The records sit below. Return every line in them that holds the word "Dynactin".
# # # #
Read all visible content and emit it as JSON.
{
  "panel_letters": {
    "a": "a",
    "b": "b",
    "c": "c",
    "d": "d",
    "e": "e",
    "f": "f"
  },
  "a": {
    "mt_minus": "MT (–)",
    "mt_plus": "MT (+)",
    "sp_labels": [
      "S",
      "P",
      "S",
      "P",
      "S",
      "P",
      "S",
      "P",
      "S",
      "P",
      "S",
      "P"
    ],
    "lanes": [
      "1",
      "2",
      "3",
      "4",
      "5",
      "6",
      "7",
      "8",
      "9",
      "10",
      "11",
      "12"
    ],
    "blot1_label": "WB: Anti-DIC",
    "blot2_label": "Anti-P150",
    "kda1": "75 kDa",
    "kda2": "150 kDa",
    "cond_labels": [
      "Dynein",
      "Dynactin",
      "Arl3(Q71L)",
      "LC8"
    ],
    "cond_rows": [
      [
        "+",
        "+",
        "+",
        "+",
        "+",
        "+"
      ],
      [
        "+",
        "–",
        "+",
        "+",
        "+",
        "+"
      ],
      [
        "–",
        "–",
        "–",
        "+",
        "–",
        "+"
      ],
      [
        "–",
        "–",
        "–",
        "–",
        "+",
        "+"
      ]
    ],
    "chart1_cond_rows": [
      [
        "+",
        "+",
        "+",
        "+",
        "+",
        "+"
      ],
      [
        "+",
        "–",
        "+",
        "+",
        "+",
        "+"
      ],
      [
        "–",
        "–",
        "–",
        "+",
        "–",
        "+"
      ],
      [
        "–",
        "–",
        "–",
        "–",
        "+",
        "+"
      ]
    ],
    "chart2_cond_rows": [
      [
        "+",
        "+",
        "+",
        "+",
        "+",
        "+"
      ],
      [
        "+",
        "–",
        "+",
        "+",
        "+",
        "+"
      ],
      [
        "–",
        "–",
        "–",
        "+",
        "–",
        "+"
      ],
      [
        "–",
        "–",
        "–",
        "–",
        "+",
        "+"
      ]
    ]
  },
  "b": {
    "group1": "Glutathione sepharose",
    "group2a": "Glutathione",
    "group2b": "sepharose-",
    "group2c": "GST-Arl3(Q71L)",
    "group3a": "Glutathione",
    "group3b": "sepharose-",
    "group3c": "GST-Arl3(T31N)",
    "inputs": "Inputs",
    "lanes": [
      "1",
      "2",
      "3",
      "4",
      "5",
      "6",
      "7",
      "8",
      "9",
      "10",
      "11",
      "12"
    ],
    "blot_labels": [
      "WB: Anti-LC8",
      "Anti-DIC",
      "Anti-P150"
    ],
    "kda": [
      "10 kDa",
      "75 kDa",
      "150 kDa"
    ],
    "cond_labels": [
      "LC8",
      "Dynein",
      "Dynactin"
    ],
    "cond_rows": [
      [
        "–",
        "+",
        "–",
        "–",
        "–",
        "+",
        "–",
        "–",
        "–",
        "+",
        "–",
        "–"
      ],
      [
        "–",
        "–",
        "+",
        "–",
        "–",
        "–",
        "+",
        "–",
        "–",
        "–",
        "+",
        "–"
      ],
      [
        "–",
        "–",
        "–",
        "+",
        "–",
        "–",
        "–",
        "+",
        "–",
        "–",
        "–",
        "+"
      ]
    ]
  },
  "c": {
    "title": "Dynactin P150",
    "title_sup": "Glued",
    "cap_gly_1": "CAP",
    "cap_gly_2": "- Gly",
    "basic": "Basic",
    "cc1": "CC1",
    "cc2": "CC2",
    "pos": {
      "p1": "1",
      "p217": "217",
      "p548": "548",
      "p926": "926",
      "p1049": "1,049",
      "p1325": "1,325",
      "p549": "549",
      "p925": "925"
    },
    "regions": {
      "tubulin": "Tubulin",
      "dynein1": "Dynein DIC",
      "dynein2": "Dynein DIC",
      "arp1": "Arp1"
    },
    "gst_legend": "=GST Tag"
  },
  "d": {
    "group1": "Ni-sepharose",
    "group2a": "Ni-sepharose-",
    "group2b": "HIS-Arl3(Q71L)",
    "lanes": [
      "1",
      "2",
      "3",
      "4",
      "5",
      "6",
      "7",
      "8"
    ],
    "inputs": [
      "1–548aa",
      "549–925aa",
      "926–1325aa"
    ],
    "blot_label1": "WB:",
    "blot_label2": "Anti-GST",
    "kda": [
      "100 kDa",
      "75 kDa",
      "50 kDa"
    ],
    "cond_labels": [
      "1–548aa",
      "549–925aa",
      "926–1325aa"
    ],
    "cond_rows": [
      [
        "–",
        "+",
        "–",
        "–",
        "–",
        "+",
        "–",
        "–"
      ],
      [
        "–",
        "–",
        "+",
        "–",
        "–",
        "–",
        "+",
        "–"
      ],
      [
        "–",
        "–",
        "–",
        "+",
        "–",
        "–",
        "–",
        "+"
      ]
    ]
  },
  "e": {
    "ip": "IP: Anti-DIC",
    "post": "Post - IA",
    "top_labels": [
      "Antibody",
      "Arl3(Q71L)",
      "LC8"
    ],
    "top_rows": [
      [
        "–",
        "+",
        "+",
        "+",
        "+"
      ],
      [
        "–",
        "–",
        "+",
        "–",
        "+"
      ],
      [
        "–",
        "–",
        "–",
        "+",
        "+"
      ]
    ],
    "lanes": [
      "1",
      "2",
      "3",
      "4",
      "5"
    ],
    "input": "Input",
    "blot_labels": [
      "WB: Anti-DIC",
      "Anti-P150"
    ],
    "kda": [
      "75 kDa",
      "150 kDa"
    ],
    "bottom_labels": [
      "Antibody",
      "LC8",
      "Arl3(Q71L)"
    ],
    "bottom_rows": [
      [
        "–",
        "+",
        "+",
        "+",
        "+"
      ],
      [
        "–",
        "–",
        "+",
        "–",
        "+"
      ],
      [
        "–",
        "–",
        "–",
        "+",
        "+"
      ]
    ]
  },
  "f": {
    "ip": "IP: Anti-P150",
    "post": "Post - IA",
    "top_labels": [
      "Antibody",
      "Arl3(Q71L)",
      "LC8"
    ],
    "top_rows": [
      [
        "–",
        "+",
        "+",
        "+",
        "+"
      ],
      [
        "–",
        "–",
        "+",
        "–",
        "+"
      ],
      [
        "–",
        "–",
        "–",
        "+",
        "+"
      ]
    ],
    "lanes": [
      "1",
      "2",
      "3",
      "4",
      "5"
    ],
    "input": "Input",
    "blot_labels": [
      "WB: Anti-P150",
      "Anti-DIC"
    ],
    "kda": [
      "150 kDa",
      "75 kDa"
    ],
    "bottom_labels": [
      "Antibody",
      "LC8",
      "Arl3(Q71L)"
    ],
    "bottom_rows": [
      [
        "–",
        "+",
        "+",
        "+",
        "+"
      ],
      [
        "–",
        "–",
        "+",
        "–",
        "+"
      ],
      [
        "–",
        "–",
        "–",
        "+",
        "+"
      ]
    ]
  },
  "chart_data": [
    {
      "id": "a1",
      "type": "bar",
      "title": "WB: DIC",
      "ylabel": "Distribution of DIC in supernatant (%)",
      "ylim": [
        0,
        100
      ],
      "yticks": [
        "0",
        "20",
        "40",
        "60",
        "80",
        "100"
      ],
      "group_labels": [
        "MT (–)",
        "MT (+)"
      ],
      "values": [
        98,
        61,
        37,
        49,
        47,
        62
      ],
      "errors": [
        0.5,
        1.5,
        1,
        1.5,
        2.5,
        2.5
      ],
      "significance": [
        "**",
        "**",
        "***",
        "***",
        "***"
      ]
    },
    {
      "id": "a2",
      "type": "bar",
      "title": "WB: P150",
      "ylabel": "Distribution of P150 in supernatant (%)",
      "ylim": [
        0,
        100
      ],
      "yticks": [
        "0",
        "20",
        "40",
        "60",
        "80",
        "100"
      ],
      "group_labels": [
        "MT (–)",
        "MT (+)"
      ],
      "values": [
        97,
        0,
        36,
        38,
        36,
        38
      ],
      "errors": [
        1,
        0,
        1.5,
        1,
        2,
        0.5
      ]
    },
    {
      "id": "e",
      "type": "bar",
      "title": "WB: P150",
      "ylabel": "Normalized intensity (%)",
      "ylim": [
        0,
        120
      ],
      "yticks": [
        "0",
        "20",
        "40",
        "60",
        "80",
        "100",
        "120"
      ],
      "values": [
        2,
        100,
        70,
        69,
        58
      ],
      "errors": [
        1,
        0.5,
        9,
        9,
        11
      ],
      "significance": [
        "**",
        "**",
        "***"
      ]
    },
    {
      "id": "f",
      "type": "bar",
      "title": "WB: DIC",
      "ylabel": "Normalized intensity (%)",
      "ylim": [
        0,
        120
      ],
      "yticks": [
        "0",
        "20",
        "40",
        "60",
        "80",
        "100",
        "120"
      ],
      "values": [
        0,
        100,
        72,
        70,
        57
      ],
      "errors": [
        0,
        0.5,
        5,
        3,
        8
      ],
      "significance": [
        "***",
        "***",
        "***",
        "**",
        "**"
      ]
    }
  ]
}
# # # #
__Answer below__
      "Dynactin",
      "Dynactin"
    "title": "Dynactin P150",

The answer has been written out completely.